TASK REQUIREMENTS => In the lines from the one containing "config-line-ipv4-failure: IPV4_FAILURE_FATAL=yes —" through the one containing "config-line-device: DEVICE=eth0 —", replace every "interactable" with "clickable". Give back only those lines, with everything else unchanged.

DATA TO PROCESS =>
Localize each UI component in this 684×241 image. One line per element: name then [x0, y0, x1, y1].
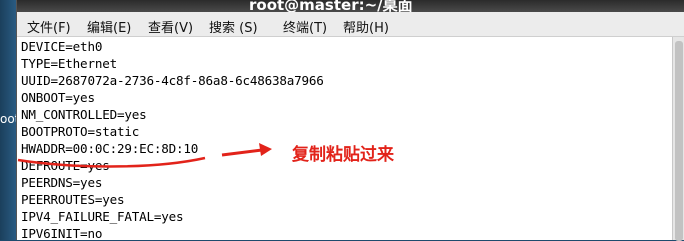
config-line-ipv4-failure: IPV4_FAILURE_FATAL=yes — [21, 209, 184, 224]
menu-edit[interactable]: 编辑(E) — [87, 17, 131, 36]
window-titlebar[interactable]: root@master:~/桌面 — [17, 0, 684, 12]
menu-file[interactable]: 文件(F) — [27, 17, 71, 36]
menu-terminal[interactable]: 终端(T) — [283, 17, 327, 36]
config-line-peerroutes: PEERROUTES=yes — [21, 192, 125, 207]
config-line-defroute: DEFROUTE=yes — [21, 158, 110, 173]
config-line-ipv6init: IPV6INIT=no — [21, 226, 103, 241]
config-line-device: DEVICE=eth0 — [21, 39, 103, 54]
vertical-scrollbar[interactable] — [672, 37, 684, 241]
config-line-hwaddr: HWADDR=00:0C:29:EC:8D:10 — [21, 141, 199, 156]
menu-bar: 文件(F) 编辑(E) 查看(V) 搜索 (S) 终端(T) 帮助(H) — [17, 12, 684, 37]
terminal-text-area[interactable]: DEVICE=eth0 TYPE=Ethernet UUID=2687072a-… — [17, 37, 673, 241]
scrollbar-thumb[interactable] — [675, 41, 683, 241]
config-line-peerdns: PEERDNS=yes — [21, 175, 103, 190]
config-line-bootproto: BOOTPROTO=static — [21, 124, 140, 139]
config-line-uuid: UUID=2687072a-2736-4c8f-86a8-6c48638a796… — [21, 73, 324, 88]
annotation-note: 复制粘贴过来 — [292, 145, 394, 165]
menu-help[interactable]: 帮助(H) — [343, 17, 389, 36]
window-title: root@master:~/桌面 — [249, 0, 413, 12]
terminal-window: root@master:~/桌面 文件(F) 编辑(E) 查看(V) 搜索 (S… — [16, 0, 684, 241]
config-line-onboot: ONBOOT=yes — [21, 90, 95, 105]
config-line-type: TYPE=Ethernet — [21, 56, 117, 71]
menu-search[interactable]: 搜索 (S) — [209, 17, 258, 36]
menu-view[interactable]: 查看(V) — [148, 17, 193, 36]
config-line-nm-controlled: NM_CONTROLLED=yes — [21, 107, 147, 122]
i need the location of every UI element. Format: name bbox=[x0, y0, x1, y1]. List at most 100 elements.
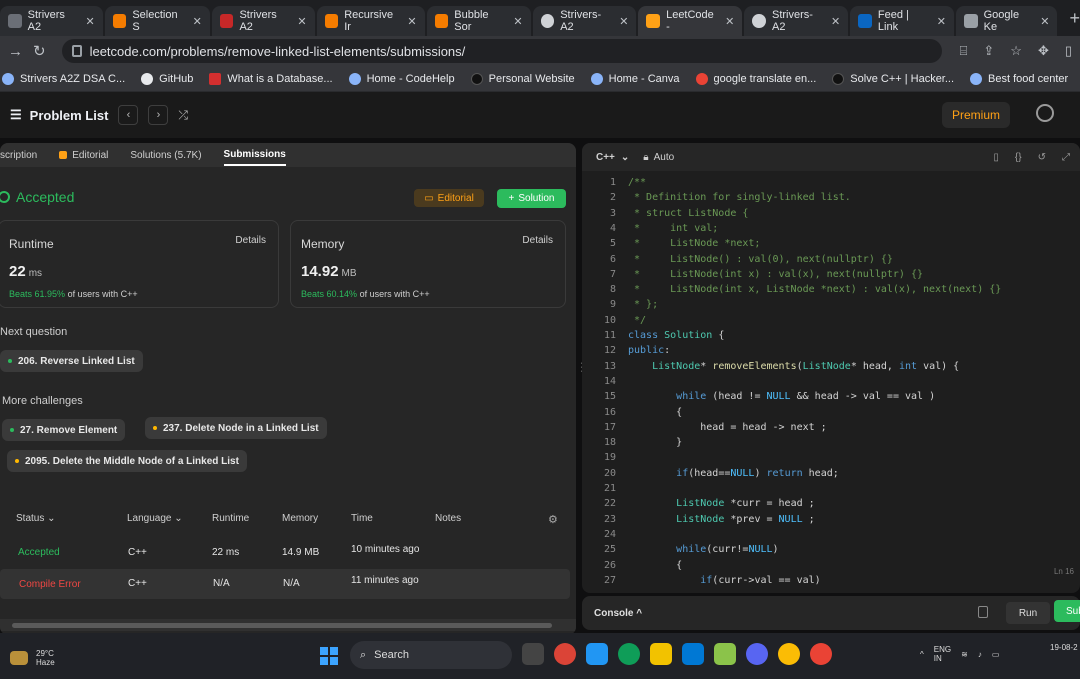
bookmark-item[interactable]: Home - Canva bbox=[590, 72, 680, 85]
code-line[interactable]: * }; bbox=[628, 299, 658, 310]
tab-submissions[interactable]: Submissions bbox=[223, 149, 286, 166]
memory-details-link[interactable]: Details bbox=[522, 235, 553, 246]
file-explorer-icon[interactable] bbox=[650, 643, 672, 665]
row-status[interactable]: Compile Error bbox=[19, 579, 81, 590]
bookmark-item[interactable]: GitHub bbox=[141, 72, 193, 85]
fullscreen-icon[interactable]: ⤢ bbox=[1062, 152, 1070, 163]
weather-app-icon[interactable] bbox=[586, 643, 608, 665]
browser-tab[interactable]: Strivers-A2 ✕ bbox=[532, 6, 637, 36]
col-status[interactable]: Status ⌄ bbox=[16, 513, 56, 524]
timer-icon[interactable] bbox=[1036, 104, 1054, 122]
code-line[interactable]: * int val; bbox=[628, 223, 718, 234]
code-line[interactable]: head = head -> next ; bbox=[628, 422, 826, 433]
shuffle-icon[interactable]: ⤮ bbox=[178, 108, 188, 123]
close-icon[interactable]: ✕ bbox=[297, 15, 306, 28]
language-indicator[interactable]: ENG IN bbox=[934, 645, 951, 663]
challenge-chip[interactable]: 2095. Delete the Middle Node of a Linked… bbox=[7, 450, 247, 472]
tab-editorial[interactable]: Editorial bbox=[59, 150, 108, 161]
submit-button[interactable]: Sub bbox=[1054, 600, 1080, 622]
code-line[interactable]: * struct ListNode { bbox=[628, 208, 748, 219]
auto-mode[interactable]: 🔒︎ Auto bbox=[643, 152, 674, 163]
wifi-icon[interactable]: ≋ bbox=[961, 650, 968, 659]
challenge-chip[interactable]: 237. Delete Node in a Linked List bbox=[145, 417, 327, 439]
code-line[interactable]: } bbox=[628, 437, 682, 448]
extensions-icon[interactable]: ✥ bbox=[1038, 43, 1049, 59]
chrome-icon[interactable] bbox=[554, 643, 576, 665]
new-tab-icon[interactable]: + bbox=[1069, 8, 1080, 29]
windows-start-icon[interactable] bbox=[320, 647, 338, 665]
close-icon[interactable]: ✕ bbox=[937, 15, 946, 28]
code-line[interactable]: */ bbox=[628, 315, 646, 326]
vscode-icon[interactable] bbox=[682, 643, 704, 665]
back-icon[interactable]: → bbox=[8, 43, 23, 60]
code-line[interactable]: public: bbox=[628, 345, 670, 356]
browser-tab[interactable]: Selection S ✕ bbox=[104, 6, 210, 36]
reload-icon[interactable]: ↻ bbox=[33, 42, 46, 60]
battery-icon[interactable]: ▭ bbox=[992, 650, 1000, 659]
browser-tab[interactable]: Strivers-A2 ✕ bbox=[744, 6, 849, 36]
clock[interactable]: 19-08-2 bbox=[1050, 643, 1078, 652]
challenge-chip[interactable]: 27. Remove Element bbox=[2, 419, 126, 441]
code-line[interactable]: ListNode *curr = head ; bbox=[628, 498, 814, 509]
share-icon[interactable]: ⇪ bbox=[983, 43, 994, 59]
code-line[interactable]: * ListNode() : val(0), next(nullptr) {} bbox=[628, 254, 893, 265]
code-line[interactable]: { bbox=[628, 407, 682, 418]
code-line[interactable]: ListNode *prev = NULL ; bbox=[628, 514, 815, 525]
chrome-profile-icon[interactable] bbox=[810, 643, 832, 665]
close-icon[interactable]: ✕ bbox=[831, 15, 840, 28]
bookmark-item[interactable]: Personal Website bbox=[470, 72, 575, 85]
tray-overflow-icon[interactable]: ^ bbox=[920, 650, 924, 659]
code-line[interactable]: ListNode* removeElements(ListNode* head,… bbox=[628, 361, 959, 372]
premium-button[interactable]: Premium bbox=[941, 102, 1010, 128]
chrome-profile-icon[interactable] bbox=[778, 643, 800, 665]
star-icon[interactable]: ☆ bbox=[1010, 43, 1022, 59]
solution-button[interactable]: + Solution bbox=[497, 189, 566, 208]
browser-tab[interactable]: Strivers A2 ✕ bbox=[211, 6, 315, 36]
close-icon[interactable]: ✕ bbox=[619, 15, 628, 28]
browser-tab[interactable]: Bubble Sor ✕ bbox=[426, 6, 531, 36]
edge-icon[interactable] bbox=[618, 643, 640, 665]
runtime-card[interactable]: Runtime Details 22 ms Beats 61.95% of use… bbox=[0, 220, 279, 308]
code-line[interactable]: * ListNode(int x, ListNode *next) : val(… bbox=[628, 284, 1001, 295]
close-icon[interactable]: ✕ bbox=[193, 15, 202, 28]
reset-icon[interactable]: ↺ bbox=[1038, 152, 1046, 163]
problem-list-link[interactable]: ☰ Problem List bbox=[10, 107, 108, 123]
close-icon[interactable]: ✕ bbox=[1040, 15, 1049, 28]
bookmark-item[interactable]: Strivers A2Z DSA C... bbox=[2, 72, 125, 85]
browser-tab[interactable]: Recursive Ir ✕ bbox=[316, 6, 425, 36]
run-button[interactable]: Run bbox=[1006, 602, 1050, 624]
browser-tab[interactable]: Feed | Link ✕ bbox=[850, 6, 954, 36]
browser-tab[interactable]: Strivers A2 ✕ bbox=[0, 6, 103, 36]
editorial-button[interactable]: ▭ Editorial bbox=[414, 189, 484, 207]
url-input[interactable]: leetcode.com/problems/remove-linked-list… bbox=[61, 39, 942, 63]
close-icon[interactable]: ✕ bbox=[725, 15, 734, 28]
sidebar-icon[interactable]: ▯ bbox=[1065, 43, 1072, 59]
col-language[interactable]: Language ⌄ bbox=[127, 513, 183, 524]
memory-card[interactable]: Memory Details 14.92 MB Beats 60.14% of u… bbox=[290, 220, 566, 308]
bookmark-icon[interactable]: ▯ bbox=[993, 152, 999, 163]
trash-icon[interactable] bbox=[978, 606, 988, 618]
next-problem-button[interactable]: › bbox=[148, 105, 169, 125]
code-line[interactable]: class Solution { bbox=[628, 330, 724, 341]
language-select[interactable]: C++ ⌄ bbox=[596, 152, 629, 163]
prev-problem-button[interactable]: ‹ bbox=[118, 105, 139, 125]
bookmark-item[interactable]: What is a Database... bbox=[209, 72, 333, 85]
code-line[interactable]: * ListNode *next; bbox=[628, 238, 760, 249]
bookmark-item[interactable]: Best food center bbox=[970, 72, 1068, 85]
tab-solutions[interactable]: Solutions (5.7K) bbox=[130, 150, 201, 161]
taskbar-search[interactable]: ⌕ Search bbox=[350, 641, 512, 669]
next-question-chip[interactable]: 206. Reverse Linked List bbox=[0, 350, 143, 372]
code-line[interactable]: { bbox=[628, 560, 682, 571]
table-row[interactable]: Compile Error C++ N/A N/A 11 minutes ago bbox=[0, 569, 570, 599]
code-line[interactable]: while (head != NULL && head -> val == va… bbox=[628, 391, 935, 402]
close-icon[interactable]: ✕ bbox=[407, 15, 416, 28]
browser-tab[interactable]: LeetCode - ✕ bbox=[638, 6, 743, 36]
app-icon[interactable] bbox=[714, 643, 736, 665]
close-icon[interactable]: ✕ bbox=[513, 15, 522, 28]
discord-icon[interactable] bbox=[746, 643, 768, 665]
task-view-icon[interactable] bbox=[522, 643, 544, 665]
code-line[interactable]: /** bbox=[628, 177, 646, 188]
bookmark-item[interactable]: Solve C++ | Hacker... bbox=[832, 72, 954, 85]
code-line[interactable]: while(curr!=NULL) bbox=[628, 544, 778, 555]
weather-widget[interactable]: 29°C Haze bbox=[10, 649, 55, 667]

WORKED SOLUTION =>
config-line-ipv4-failure: IPV4_FAILURE_FATAL=yes — [21, 209, 184, 224]
menu-edit[clickable]: 编辑(E) — [87, 17, 131, 36]
window-titlebar[clickable]: root@master:~/桌面 — [17, 0, 684, 12]
menu-file[clickable]: 文件(F) — [27, 17, 71, 36]
menu-terminal[clickable]: 终端(T) — [283, 17, 327, 36]
config-line-peerroutes: PEERROUTES=yes — [21, 192, 125, 207]
config-line-defroute: DEFROUTE=yes — [21, 158, 110, 173]
config-line-ipv6init: IPV6INIT=no — [21, 226, 103, 241]
config-line-device: DEVICE=eth0 — [21, 39, 103, 54]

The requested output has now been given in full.